> _REQUIREMENT_
Output every entry exactly, from the first line to the last.
* Begin *
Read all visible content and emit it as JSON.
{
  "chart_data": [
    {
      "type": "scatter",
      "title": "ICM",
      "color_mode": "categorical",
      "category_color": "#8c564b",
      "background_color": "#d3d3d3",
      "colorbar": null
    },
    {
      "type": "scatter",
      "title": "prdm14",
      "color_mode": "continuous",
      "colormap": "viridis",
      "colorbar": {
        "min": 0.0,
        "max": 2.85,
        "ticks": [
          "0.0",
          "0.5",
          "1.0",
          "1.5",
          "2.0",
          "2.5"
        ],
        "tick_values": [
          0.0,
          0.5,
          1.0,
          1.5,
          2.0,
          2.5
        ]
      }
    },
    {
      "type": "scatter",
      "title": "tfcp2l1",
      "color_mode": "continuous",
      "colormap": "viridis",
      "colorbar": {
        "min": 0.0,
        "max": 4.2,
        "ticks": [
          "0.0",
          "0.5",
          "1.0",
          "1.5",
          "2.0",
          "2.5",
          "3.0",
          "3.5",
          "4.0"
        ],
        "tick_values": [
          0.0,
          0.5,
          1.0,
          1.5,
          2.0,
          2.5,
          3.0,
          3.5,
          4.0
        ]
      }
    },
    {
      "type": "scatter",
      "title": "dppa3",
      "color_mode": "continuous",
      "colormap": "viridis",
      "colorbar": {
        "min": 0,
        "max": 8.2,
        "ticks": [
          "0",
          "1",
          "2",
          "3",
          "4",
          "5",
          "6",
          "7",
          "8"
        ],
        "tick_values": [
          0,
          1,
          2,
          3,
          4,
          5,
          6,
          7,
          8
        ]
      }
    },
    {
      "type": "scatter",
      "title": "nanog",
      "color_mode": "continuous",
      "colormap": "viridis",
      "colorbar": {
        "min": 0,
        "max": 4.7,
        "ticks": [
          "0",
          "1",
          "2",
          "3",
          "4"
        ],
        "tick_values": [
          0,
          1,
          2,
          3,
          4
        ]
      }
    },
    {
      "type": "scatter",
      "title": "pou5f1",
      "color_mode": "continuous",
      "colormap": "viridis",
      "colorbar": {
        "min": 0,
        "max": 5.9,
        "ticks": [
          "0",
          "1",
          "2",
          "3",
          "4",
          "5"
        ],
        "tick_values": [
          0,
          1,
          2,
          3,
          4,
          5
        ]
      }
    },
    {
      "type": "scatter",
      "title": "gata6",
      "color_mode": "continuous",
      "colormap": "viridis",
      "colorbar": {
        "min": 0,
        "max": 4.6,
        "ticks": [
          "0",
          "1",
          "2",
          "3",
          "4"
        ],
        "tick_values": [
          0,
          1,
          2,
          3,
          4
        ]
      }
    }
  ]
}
* End *
> _EXPECTED ANSWER_
Read all visible content and emit it as JSON.
{
  "chart_data": [
    {
      "type": "scatter",
      "title": "ICM",
      "color_mode": "categorical",
      "category_color": "#8c564b",
      "background_color": "#d3d3d3",
      "colorbar": null
    },
    {
      "type": "scatter",
      "title": "prdm14",
      "color_mode": "continuous",
      "colormap": "viridis",
      "colorbar": {
        "min": 0.0,
        "max": 2.85,
        "ticks": [
          "0.0",
          "0.5",
          "1.0",
          "1.5",
          "2.0",
          "2.5"
        ],
        "tick_values": [
          0.0,
          0.5,
          1.0,
          1.5,
          2.0,
          2.5
        ]
      }
    },
    {
      "type": "scatter",
      "title": "tfcp2l1",
      "color_mode": "continuous",
      "colormap": "viridis",
      "colorbar": {
        "min": 0.0,
        "max": 4.2,
        "ticks": [
          "0.0",
          "0.5",
          "1.0",
          "1.5",
          "2.0",
          "2.5",
          "3.0",
          "3.5",
          "4.0"
        ],
        "tick_values": [
          0.0,
          0.5,
          1.0,
          1.5,
          2.0,
          2.5,
          3.0,
          3.5,
          4.0
        ]
      }
    },
    {
      "type": "scatter",
      "title": "dppa3",
      "color_mode": "continuous",
      "colormap": "viridis",
      "colorbar": {
        "min": 0,
        "max": 8.2,
        "ticks": [
          "0",
          "1",
          "2",
          "3",
          "4",
          "5",
          "6",
          "7",
          "8"
        ],
        "tick_values": [
          0,
          1,
          2,
          3,
          4,
          5,
          6,
          7,
          8
        ]
      }
    },
    {
      "type": "scatter",
      "title": "nanog",
      "color_mode": "continuous",
      "colormap": "viridis",
      "colorbar": {
        "min": 0,
        "max": 4.7,
        "ticks": [
          "0",
          "1",
          "2",
          "3",
          "4"
        ],
        "tick_values": [
          0,
          1,
          2,
          3,
          4
        ]
      }
    },
    {
      "type": "scatter",
      "title": "pou5f1",
      "color_mode": "continuous",
      "colormap": "viridis",
      "colorbar": {
        "min": 0,
        "max": 5.9,
        "ticks": [
          "0",
          "1",
          "2",
          "3",
          "4",
          "5"
        ],
        "tick_values": [
          0,
          1,
          2,
          3,
          4,
          5
        ]
      }
    },
    {
      "type": "scatter",
      "title": "gata6",
      "color_mode": "continuous",
      "colormap": "viridis",
      "colorbar": {
        "min": 0,
        "max": 4.6,
        "ticks": [
          "0",
          "1",
          "2",
          "3",
          "4"
        ],
        "tick_values": [
          0,
          1,
          2,
          3,
          4
        ]
      }
    }
  ]
}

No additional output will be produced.